▶ STATED PROBLEM 1: In the passage on the Indo-Pakistani War of 1971, at about what time on 3 December did the Pakistan Air Force launch its strikes on airfields in north-western India?
▶ STATED PROBLEM 2: Write the next part of the passage on the Indo-Pakistani War of 1971, picking up after its final sentence.

▶ EXTRACT PROVIDED:

┌──

To overcome the Bengali domination and prevent formation of the central government in Islamabad, the controversial One Unit programme established the two wings of East and West Pakistan. West Pakistanis' opposition to these efforts made it difficult to effectively govern both wings. In 1969, President Yahya Khan announced the first general elections and disestablished the status of West Pakistan as a single province in 1970, in order to restore it to its original heterogeneous status comprising four provinces, as defined at the time of establishment of Pakistan in 1947. In addition, there were religious and racial tensions between Bengalis and the multi-ethnic West Pakistanis, as Bengalis looked different from the dominant West Pakistanis.


The Indian government repeatedly appealed to the international community for assistance, but failed to elicit any response, despite the External Affairs minister Swaran Singh meeting foreign ministers of other countries. Prime Minister Indira Gandhi on 27 March 1971 expressed full support of her government for the independence struggle of the people of East Pakistan, and concluded that instead of taking in millions of refugees, it was economical to go to war against Pakistan.


Shimla Agreement 1972


On the evening of 3 December, at about 17:40, the Pakistan Air Force (PAF) launched surprise pre-emptive strikes on eleven airfields in north-western India, including Agra, which was 480 kilometers (300 mi) from the border. At the time of the attack, the Taj Mahal had been camouflaged with a forest of twigs and leaves and draped with burlap, because its marble glowed like a white beacon in the moonlight.


This air action marked the start of the Indo-Pakistani War of 1971; Gandhi ordered the immediate mobilisation of troops and launched a full-scale invasion of Pakistan. This involved Indian forces in massive coordinated air, sea and land assaults on Pakistan from all fronts. The main Indian objective on the Eastern front was to capture Dacca, and on the Western front was to prevent Pakistan from entering Indian soil.

└──

Spatial layout data
┌──

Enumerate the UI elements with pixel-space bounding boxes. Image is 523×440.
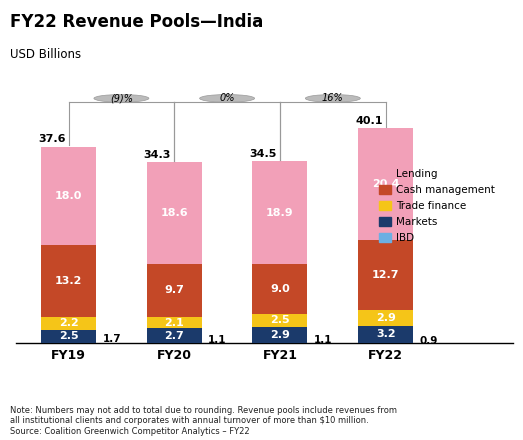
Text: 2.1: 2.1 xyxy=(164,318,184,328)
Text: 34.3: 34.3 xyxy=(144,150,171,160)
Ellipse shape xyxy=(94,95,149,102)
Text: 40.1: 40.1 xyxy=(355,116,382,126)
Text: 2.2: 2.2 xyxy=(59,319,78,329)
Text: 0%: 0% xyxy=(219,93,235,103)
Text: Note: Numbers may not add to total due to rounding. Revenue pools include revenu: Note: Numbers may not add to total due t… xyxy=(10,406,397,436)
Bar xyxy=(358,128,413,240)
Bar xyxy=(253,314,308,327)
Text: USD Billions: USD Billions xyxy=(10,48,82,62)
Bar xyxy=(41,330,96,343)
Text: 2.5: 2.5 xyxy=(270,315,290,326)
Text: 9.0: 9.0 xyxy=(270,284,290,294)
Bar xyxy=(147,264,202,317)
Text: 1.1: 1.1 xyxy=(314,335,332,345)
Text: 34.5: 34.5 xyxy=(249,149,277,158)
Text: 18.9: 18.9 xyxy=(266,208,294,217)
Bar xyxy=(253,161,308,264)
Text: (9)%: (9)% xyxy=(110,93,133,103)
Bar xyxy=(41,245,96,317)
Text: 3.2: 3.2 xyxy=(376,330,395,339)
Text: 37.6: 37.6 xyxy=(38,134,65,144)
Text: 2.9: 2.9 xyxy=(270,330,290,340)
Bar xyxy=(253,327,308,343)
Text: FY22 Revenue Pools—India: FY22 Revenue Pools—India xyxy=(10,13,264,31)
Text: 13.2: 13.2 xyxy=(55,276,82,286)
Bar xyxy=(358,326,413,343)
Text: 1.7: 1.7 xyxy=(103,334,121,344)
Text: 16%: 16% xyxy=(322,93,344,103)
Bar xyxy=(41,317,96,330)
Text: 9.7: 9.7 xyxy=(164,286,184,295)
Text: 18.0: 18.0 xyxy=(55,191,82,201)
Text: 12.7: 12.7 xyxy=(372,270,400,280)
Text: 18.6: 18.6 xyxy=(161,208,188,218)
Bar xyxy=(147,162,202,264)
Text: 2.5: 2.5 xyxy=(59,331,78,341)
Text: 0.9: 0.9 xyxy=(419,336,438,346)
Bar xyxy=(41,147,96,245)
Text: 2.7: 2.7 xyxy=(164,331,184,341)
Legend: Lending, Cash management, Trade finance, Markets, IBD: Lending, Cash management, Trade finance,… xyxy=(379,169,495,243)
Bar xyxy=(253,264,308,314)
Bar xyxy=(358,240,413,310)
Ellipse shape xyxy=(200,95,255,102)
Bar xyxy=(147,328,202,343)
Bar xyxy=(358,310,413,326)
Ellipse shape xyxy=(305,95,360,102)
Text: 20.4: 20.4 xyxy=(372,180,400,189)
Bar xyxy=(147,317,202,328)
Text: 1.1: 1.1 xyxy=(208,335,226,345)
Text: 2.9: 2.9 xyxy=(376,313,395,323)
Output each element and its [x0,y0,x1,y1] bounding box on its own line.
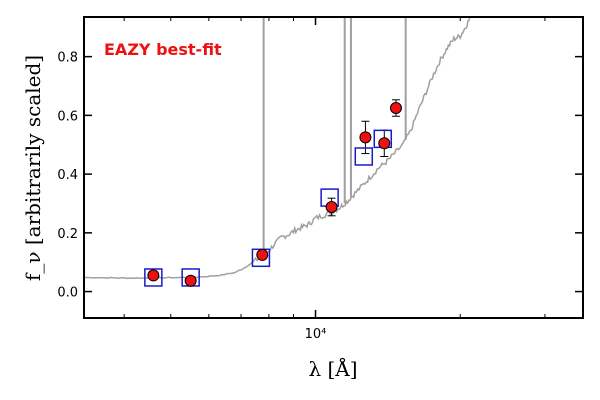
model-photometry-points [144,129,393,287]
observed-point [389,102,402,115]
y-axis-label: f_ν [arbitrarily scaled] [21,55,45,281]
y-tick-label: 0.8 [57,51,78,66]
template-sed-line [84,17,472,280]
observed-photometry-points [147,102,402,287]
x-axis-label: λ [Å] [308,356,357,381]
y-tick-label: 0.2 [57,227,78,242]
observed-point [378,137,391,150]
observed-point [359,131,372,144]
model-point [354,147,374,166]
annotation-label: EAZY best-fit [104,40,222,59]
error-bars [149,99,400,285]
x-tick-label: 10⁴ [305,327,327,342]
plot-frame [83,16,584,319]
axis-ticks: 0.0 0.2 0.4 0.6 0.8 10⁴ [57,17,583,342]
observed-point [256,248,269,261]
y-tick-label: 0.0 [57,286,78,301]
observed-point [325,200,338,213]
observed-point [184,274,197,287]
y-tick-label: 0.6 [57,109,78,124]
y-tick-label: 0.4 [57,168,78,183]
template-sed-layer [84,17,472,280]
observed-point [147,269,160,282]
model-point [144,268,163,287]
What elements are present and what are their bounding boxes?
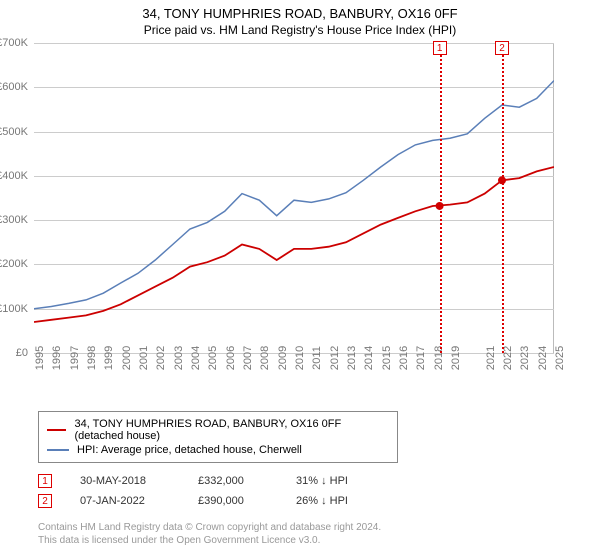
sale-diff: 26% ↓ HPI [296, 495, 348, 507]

└──

▶ EXERCISE RESULT 1: At about 17:40.

▶ EXERCISE RESULT 2:
Surrendering of Pakistan
Surrendering of Pakistan

13 days after the war started, India achieved a clear upper hand, the Eastern Command of the Pakistan military signed the instrument of surrender on 16 December 1971 in Dhaka, marking the formation of East Pakistan as the new nation of Bangladesh. Officially, East Pakistan had earlier called for its secession from Pakistan on 26 March 1971. Approximately 93,000 Pakistani servicemen were taken prisoner by the Indian Army, which included 79,676 to 81,000 uniformed personnel of the Pakistan Armed Forces, including some Bengali soldiers who had remained loyal to Pakistan.




Post 1971 war, the Simla Agreement signed by Prime Minister Indira Gandhi and President Zulfikar Ali Bhutto of Pakistan on 2nd July 1972 was much more than a peace treaty seeking to reverse the consequences of the 1971 war (i.e. to bring about withdrawals of troops and an exchange of PoWs). It was a comprehensive blue print for good neighbourly relations between India and Pakistan. Under the Simla Agreement both countries undertook to abjure conflict and confrontation which had marred relations in the past, and to work towards the establishment of durable peace, friendship and cooperation.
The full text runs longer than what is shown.